→ **Task objective**:
Edit the records below so that each "candle-body" becomes "candlestick-body", leaving every other part of the lines unchanged.

A run of records:

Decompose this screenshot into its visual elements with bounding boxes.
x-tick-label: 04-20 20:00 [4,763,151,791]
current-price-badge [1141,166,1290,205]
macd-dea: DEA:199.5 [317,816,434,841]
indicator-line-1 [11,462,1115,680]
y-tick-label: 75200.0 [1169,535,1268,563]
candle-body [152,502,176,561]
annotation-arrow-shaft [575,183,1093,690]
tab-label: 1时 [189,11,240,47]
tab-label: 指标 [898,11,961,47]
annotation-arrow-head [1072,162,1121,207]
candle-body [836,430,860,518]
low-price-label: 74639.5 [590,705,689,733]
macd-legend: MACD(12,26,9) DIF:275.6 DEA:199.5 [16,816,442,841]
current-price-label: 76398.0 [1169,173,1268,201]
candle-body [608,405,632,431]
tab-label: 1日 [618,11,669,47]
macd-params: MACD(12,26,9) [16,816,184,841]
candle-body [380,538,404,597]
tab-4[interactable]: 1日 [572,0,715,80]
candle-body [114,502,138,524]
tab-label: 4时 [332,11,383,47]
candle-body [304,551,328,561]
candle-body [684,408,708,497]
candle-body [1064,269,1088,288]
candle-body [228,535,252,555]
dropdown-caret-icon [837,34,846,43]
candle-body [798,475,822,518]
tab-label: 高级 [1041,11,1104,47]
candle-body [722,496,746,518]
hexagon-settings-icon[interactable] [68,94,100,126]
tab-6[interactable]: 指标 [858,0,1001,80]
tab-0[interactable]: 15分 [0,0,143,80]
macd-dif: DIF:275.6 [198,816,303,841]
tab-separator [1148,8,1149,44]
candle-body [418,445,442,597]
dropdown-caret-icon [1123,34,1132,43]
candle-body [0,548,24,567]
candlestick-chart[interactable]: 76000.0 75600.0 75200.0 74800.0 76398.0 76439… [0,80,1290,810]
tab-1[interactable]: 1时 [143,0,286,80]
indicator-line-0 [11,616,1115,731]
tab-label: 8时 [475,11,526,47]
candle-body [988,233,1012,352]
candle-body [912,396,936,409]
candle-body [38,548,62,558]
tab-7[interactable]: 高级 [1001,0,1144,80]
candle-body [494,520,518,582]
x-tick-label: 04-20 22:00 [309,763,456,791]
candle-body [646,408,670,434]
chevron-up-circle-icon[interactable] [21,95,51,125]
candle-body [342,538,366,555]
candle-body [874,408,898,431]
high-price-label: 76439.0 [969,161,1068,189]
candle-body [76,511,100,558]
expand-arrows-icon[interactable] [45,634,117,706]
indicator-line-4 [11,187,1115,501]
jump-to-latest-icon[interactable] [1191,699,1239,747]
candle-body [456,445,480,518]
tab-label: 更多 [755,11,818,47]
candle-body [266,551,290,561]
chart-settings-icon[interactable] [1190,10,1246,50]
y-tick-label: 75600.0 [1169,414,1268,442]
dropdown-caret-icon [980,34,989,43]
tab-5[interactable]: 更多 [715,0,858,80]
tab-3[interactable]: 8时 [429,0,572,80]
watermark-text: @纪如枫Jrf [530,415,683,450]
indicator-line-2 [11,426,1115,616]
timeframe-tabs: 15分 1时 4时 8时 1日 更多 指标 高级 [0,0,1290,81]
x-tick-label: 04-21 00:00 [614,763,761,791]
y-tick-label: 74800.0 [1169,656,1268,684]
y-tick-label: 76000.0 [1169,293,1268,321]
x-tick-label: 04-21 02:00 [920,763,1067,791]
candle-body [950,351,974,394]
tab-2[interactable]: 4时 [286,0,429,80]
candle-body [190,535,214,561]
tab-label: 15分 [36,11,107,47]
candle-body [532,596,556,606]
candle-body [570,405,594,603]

→ **Written response**:
Decompose this screenshot into its visual elements with bounding boxes.
x-tick-label: 04-20 20:00 [4,763,151,791]
current-price-badge [1141,166,1290,205]
macd-dea: DEA:199.5 [317,816,434,841]
indicator-line-1 [11,462,1115,680]
y-tick-label: 75200.0 [1169,535,1268,563]
candlestick-body [152,502,176,561]
annotation-arrow-shaft [575,183,1093,690]
tab-label: 1时 [189,11,240,47]
tab-label: 指标 [898,11,961,47]
annotation-arrow-head [1072,162,1121,207]
candlestick-body [836,430,860,518]
low-price-label: 74639.5 [590,705,689,733]
macd-legend: MACD(12,26,9) DIF:275.6 DEA:199.5 [16,816,442,841]
current-price-label: 76398.0 [1169,173,1268,201]
candlestick-body [608,405,632,431]
tab-label: 1日 [618,11,669,47]
macd-params: MACD(12,26,9) [16,816,184,841]
candlestick-body [380,538,404,597]
tab-4[interactable]: 1日 [572,0,715,80]
candlestick-body [114,502,138,524]
tab-label: 4时 [332,11,383,47]
candlestick-body [304,551,328,561]
candlestick-body [684,408,708,497]
candlestick-body [1064,269,1088,288]
candlestick-body [228,535,252,555]
dropdown-caret-icon [837,34,846,43]
candlestick-body [798,475,822,518]
tab-label: 高级 [1041,11,1104,47]
candlestick-body [722,496,746,518]
hexagon-settings-icon[interactable] [68,94,100,126]
tab-6[interactable]: 指标 [858,0,1001,80]
tab-0[interactable]: 15分 [0,0,143,80]
macd-dif: DIF:275.6 [198,816,303,841]
tab-separator [1148,8,1149,44]
candlestick-body [418,445,442,597]
dropdown-caret-icon [1123,34,1132,43]
candlestick-body [0,548,24,567]
candlestick-chart[interactable]: 76000.0 75600.0 75200.0 74800.0 76398.0 76439… [0,80,1290,810]
tab-1[interactable]: 1时 [143,0,286,80]
indicator-line-0 [11,616,1115,731]
tab-label: 8时 [475,11,526,47]
candlestick-body [988,233,1012,352]
candlestick-body [912,396,936,409]
candlestick-body [38,548,62,558]
tab-7[interactable]: 高级 [1001,0,1144,80]
candlestick-body [494,520,518,582]
x-tick-label: 04-20 22:00 [309,763,456,791]
candlestick-body [646,408,670,434]
chevron-up-circle-icon[interactable] [21,95,51,125]
candlestick-body [342,538,366,555]
candlestick-body [874,408,898,431]
high-price-label: 76439.0 [969,161,1068,189]
candlestick-body [76,511,100,558]
expand-arrows-icon[interactable] [45,634,117,706]
indicator-line-4 [11,187,1115,501]
jump-to-latest-icon[interactable] [1191,699,1239,747]
candlestick-body [456,445,480,518]
tab-label: 更多 [755,11,818,47]
candlestick-body [266,551,290,561]
chart-settings-icon[interactable] [1190,10,1246,50]
y-tick-label: 75600.0 [1169,414,1268,442]
dropdown-caret-icon [980,34,989,43]
tab-5[interactable]: 更多 [715,0,858,80]
tab-3[interactable]: 8时 [429,0,572,80]
watermark-text: @纪如枫Jrf [530,415,683,450]
indicator-line-2 [11,426,1115,616]
timeframe-tabs: 15分 1时 4时 8时 1日 更多 指标 高级 [0,0,1290,81]
x-tick-label: 04-21 00:00 [614,763,761,791]
y-tick-label: 74800.0 [1169,656,1268,684]
y-tick-label: 76000.0 [1169,293,1268,321]
x-tick-label: 04-21 02:00 [920,763,1067,791]
candlestick-body [950,351,974,394]
tab-2[interactable]: 4时 [286,0,429,80]
candlestick-body [190,535,214,561]
tab-label: 15分 [36,11,107,47]
candlestick-body [532,596,556,606]
candlestick-body [570,405,594,603]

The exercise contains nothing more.